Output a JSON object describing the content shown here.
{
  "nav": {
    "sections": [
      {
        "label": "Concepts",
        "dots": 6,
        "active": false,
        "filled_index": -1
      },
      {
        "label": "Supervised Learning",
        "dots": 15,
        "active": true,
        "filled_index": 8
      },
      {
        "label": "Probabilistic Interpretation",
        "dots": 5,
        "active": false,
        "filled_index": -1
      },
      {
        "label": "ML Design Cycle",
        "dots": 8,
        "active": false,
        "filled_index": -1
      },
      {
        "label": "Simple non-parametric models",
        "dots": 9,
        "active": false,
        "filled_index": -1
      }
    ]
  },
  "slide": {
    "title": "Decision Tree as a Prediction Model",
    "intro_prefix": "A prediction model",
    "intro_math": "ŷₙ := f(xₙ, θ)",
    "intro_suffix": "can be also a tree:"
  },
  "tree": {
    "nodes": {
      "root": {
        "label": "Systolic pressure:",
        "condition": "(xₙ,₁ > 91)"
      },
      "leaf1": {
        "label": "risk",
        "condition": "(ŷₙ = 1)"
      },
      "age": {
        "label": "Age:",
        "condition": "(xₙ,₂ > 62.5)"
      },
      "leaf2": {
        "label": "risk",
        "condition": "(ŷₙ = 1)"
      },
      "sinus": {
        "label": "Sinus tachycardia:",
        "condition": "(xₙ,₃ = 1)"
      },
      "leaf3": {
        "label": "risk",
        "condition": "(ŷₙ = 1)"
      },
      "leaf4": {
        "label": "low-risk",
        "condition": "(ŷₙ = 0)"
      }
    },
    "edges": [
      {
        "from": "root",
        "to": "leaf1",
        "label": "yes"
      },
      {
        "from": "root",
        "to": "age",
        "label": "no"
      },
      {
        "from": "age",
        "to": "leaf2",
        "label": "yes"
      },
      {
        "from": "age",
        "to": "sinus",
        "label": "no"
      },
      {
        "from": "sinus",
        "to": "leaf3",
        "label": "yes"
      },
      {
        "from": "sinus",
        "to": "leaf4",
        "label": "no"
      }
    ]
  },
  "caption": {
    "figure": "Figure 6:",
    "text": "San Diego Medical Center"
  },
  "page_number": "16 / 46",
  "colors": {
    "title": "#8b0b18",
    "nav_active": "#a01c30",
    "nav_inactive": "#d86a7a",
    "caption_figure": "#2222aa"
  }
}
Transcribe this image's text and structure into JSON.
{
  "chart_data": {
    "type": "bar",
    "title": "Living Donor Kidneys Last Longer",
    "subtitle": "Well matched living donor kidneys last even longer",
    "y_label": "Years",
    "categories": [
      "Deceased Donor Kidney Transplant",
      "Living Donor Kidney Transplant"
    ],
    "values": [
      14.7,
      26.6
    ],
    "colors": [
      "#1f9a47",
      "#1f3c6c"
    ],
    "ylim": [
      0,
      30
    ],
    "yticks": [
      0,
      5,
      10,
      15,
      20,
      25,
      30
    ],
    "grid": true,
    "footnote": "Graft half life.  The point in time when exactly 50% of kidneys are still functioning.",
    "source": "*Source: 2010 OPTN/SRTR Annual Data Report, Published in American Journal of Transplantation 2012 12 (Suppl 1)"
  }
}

+===+

_THE TASK_
Repeat the data above exactly.

_WRITTEN RESPONSE_
Output a JSON object describing the content shown here.
{
  "nav": {
    "sections": [
      {
        "label": "Concepts",
        "dots": 6,
        "active": false,
        "filled_index": -1
      },
      {
        "label": "Supervised Learning",
        "dots": 15,
        "active": true,
        "filled_index": 8
      },
      {
        "label": "Probabilistic Interpretation",
        "dots": 5,
        "active": false,
        "filled_index": -1
      },
      {
        "label": "ML Design Cycle",
        "dots": 8,
        "active": false,
        "filled_index": -1
      },
      {
        "label": "Simple non-parametric models",
        "dots": 9,
        "active": false,
        "filled_index": -1
      }
    ]
  },
  "slide": {
    "title": "Decision Tree as a Prediction Model",
    "intro_prefix": "A prediction model",
    "intro_math": "ŷₙ := f(xₙ, θ)",
    "intro_suffix": "can be also a tree:"
  },
  "tree": {
    "nodes": {
      "root": {
        "label": "Systolic pressure:",
        "condition": "(xₙ,₁ > 91)"
      },
      "leaf1": {
        "label": "risk",
        "condition": "(ŷₙ = 1)"
      },
      "age": {
        "label": "Age:",
        "condition": "(xₙ,₂ > 62.5)"
      },
      "leaf2": {
        "label": "risk",
        "condition": "(ŷₙ = 1)"
      },
      "sinus": {
        "label": "Sinus tachycardia:",
        "condition": "(xₙ,₃ = 1)"
      },
      "leaf3": {
        "label": "risk",
        "condition": "(ŷₙ = 1)"
      },
      "leaf4": {
        "label": "low-risk",
        "condition": "(ŷₙ = 0)"
      }
    },
    "edges": [
      {
        "from": "root",
        "to": "leaf1",
        "label": "yes"
      },
      {
        "from": "root",
        "to": "age",
        "label": "no"
      },
      {
        "from": "age",
        "to": "leaf2",
        "label": "yes"
      },
      {
        "from": "age",
        "to": "sinus",
        "label": "no"
      },
      {
        "from": "sinus",
        "to": "leaf3",
        "label": "yes"
      },
      {
        "from": "sinus",
        "to": "leaf4",
        "label": "no"
      }
    ]
  },
  "caption": {
    "figure": "Figure 6:",
    "text": "San Diego Medical Center"
  },
  "page_number": "16 / 46",
  "colors": {
    "title": "#8b0b18",
    "nav_active": "#a01c30",
    "nav_inactive": "#d86a7a",
    "caption_figure": "#2222aa"
  }
}
Transcribe this image's text and structure into JSON.
{
  "chart_data": {
    "type": "bar",
    "title": "Living Donor Kidneys Last Longer",
    "subtitle": "Well matched living donor kidneys last even longer",
    "y_label": "Years",
    "categories": [
      "Deceased Donor Kidney Transplant",
      "Living Donor Kidney Transplant"
    ],
    "values": [
      14.7,
      26.6
    ],
    "colors": [
      "#1f9a47",
      "#1f3c6c"
    ],
    "ylim": [
      0,
      30
    ],
    "yticks": [
      0,
      5,
      10,
      15,
      20,
      25,
      30
    ],
    "grid": true,
    "footnote": "Graft half life.  The point in time when exactly 50% of kidneys are still functioning.",
    "source": "*Source: 2010 OPTN/SRTR Annual Data Report, Published in American Journal of Transplantation 2012 12 (Suppl 1)"
  }
}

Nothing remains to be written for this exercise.